STATED EXERCISE: What follows is a listing; give it again exactly, in its entirety.

INPUT FOR THIS TASK:
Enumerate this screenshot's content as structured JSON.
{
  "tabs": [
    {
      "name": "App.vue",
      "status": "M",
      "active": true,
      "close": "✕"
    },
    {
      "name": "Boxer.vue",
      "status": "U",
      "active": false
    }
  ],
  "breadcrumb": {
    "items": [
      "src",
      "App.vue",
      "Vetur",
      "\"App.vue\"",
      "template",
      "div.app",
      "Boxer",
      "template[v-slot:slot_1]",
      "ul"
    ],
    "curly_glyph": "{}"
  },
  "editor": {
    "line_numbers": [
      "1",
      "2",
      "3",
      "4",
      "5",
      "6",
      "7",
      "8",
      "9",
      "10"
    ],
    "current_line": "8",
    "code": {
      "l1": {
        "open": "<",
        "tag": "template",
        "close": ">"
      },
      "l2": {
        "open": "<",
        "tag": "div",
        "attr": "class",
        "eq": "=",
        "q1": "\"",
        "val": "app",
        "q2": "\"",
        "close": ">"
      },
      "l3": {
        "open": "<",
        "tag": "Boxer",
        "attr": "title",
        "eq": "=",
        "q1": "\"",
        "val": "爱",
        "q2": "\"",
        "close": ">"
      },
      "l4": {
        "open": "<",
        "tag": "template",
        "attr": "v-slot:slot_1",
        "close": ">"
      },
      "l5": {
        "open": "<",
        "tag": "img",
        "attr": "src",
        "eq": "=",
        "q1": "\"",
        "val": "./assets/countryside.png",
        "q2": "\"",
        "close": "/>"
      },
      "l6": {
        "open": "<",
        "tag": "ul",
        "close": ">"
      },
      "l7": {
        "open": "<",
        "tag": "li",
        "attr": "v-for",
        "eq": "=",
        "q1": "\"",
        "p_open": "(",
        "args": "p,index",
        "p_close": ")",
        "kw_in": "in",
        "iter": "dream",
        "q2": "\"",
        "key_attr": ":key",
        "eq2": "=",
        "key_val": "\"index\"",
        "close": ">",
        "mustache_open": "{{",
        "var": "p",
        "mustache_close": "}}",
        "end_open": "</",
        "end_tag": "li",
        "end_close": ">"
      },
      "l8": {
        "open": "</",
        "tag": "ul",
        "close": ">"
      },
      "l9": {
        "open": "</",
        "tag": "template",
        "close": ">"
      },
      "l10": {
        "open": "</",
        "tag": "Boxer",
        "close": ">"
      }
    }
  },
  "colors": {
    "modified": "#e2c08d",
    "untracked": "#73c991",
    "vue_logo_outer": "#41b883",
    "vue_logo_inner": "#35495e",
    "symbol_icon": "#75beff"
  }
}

RESULT:
Enumerate this screenshot's content as structured JSON.
{
  "tabs": [
    {
      "name": "App.vue",
      "status": "M",
      "active": true,
      "close": "✕"
    },
    {
      "name": "Boxer.vue",
      "status": "U",
      "active": false
    }
  ],
  "breadcrumb": {
    "items": [
      "src",
      "App.vue",
      "Vetur",
      "\"App.vue\"",
      "template",
      "div.app",
      "Boxer",
      "template[v-slot:slot_1]",
      "ul"
    ],
    "curly_glyph": "{}"
  },
  "editor": {
    "line_numbers": [
      "1",
      "2",
      "3",
      "4",
      "5",
      "6",
      "7",
      "8",
      "9",
      "10"
    ],
    "current_line": "8",
    "code": {
      "l1": {
        "open": "<",
        "tag": "template",
        "close": ">"
      },
      "l2": {
        "open": "<",
        "tag": "div",
        "attr": "class",
        "eq": "=",
        "q1": "\"",
        "val": "app",
        "q2": "\"",
        "close": ">"
      },
      "l3": {
        "open": "<",
        "tag": "Boxer",
        "attr": "title",
        "eq": "=",
        "q1": "\"",
        "val": "爱",
        "q2": "\"",
        "close": ">"
      },
      "l4": {
        "open": "<",
        "tag": "template",
        "attr": "v-slot:slot_1",
        "close": ">"
      },
      "l5": {
        "open": "<",
        "tag": "img",
        "attr": "src",
        "eq": "=",
        "q1": "\"",
        "val": "./assets/countryside.png",
        "q2": "\"",
        "close": "/>"
      },
      "l6": {
        "open": "<",
        "tag": "ul",
        "close": ">"
      },
      "l7": {
        "open": "<",
        "tag": "li",
        "attr": "v-for",
        "eq": "=",
        "q1": "\"",
        "p_open": "(",
        "args": "p,index",
        "p_close": ")",
        "kw_in": "in",
        "iter": "dream",
        "q2": "\"",
        "key_attr": ":key",
        "eq2": "=",
        "key_val": "\"index\"",
        "close": ">",
        "mustache_open": "{{",
        "var": "p",
        "mustache_close": "}}",
        "end_open": "</",
        "end_tag": "li",
        "end_close": ">"
      },
      "l8": {
        "open": "</",
        "tag": "ul",
        "close": ">"
      },
      "l9": {
        "open": "</",
        "tag": "template",
        "close": ">"
      },
      "l10": {
        "open": "</",
        "tag": "Boxer",
        "close": ">"
      }
    }
  },
  "colors": {
    "modified": "#e2c08d",
    "untracked": "#73c991",
    "vue_logo_outer": "#41b883",
    "vue_logo_inner": "#35495e",
    "symbol_icon": "#75beff"
  }
}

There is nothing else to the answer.